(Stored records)
..........

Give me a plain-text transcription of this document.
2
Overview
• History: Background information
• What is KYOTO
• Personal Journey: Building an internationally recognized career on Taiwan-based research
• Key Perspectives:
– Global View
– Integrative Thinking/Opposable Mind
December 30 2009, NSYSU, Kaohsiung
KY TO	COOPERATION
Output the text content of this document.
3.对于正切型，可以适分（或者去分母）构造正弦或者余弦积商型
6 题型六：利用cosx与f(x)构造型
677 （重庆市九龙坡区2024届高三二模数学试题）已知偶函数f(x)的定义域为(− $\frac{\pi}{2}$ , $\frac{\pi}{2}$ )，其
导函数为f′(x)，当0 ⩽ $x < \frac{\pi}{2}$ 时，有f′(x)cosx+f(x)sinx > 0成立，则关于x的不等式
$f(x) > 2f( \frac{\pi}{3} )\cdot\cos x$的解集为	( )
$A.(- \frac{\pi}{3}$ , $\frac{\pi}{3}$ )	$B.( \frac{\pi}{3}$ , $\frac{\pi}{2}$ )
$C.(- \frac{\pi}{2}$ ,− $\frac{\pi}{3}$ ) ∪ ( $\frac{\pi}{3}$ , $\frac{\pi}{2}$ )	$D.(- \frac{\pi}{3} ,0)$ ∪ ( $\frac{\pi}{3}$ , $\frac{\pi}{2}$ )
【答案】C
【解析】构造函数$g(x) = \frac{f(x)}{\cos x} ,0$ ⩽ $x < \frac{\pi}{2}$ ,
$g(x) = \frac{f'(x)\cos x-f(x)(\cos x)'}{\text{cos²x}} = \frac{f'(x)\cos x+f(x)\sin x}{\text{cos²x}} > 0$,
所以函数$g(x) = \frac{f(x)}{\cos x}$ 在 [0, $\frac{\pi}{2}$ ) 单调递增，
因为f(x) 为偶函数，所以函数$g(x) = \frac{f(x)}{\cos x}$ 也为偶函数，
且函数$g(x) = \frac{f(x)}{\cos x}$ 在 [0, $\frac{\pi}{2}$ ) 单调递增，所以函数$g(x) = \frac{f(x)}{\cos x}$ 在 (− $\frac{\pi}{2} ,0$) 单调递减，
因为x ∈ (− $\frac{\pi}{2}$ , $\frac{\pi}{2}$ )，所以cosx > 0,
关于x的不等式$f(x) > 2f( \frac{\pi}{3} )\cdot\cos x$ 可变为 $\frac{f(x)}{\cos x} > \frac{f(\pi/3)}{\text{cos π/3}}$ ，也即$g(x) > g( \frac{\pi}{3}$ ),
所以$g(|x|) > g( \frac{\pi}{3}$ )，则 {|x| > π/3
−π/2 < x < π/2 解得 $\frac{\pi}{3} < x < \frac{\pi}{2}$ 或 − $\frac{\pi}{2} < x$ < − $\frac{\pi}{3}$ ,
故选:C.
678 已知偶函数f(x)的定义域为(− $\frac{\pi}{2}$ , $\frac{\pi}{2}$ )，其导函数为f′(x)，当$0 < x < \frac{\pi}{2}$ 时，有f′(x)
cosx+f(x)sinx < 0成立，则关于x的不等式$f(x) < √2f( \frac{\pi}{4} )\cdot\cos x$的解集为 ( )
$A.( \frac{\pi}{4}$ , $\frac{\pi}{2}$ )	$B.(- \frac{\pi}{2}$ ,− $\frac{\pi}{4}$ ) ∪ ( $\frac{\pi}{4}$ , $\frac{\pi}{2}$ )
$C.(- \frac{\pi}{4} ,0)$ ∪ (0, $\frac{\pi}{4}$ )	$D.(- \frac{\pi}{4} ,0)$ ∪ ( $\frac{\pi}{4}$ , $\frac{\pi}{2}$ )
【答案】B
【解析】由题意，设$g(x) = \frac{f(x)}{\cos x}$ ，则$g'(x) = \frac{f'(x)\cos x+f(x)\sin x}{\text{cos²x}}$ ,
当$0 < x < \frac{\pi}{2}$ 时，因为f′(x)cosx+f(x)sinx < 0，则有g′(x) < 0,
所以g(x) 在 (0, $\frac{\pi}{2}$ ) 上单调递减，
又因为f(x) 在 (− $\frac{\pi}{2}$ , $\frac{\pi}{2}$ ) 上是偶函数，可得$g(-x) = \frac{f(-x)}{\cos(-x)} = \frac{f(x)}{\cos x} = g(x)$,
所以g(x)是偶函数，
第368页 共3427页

..........

Problem: Which lines above contain the word "cdot"? Copy each of them.

Answer in full:
$f(x) > 2f( \frac{\pi}{3} )\cdot\cos x$的解集为	( )
关于x的不等式$f(x) > 2f( \frac{\pi}{3} )\cdot\cos x$ 可变为 $\frac{f(x)}{\cos x} > \frac{f(\pi/3)}{\text{cos π/3}}$ ，也即$g(x) > g( \frac{\pi}{3}$ ),
cosx+f(x)sinx < 0成立，则关于x的不等式$f(x) < √2f( \frac{\pi}{4} )\cdot\cos x$的解集为 ( )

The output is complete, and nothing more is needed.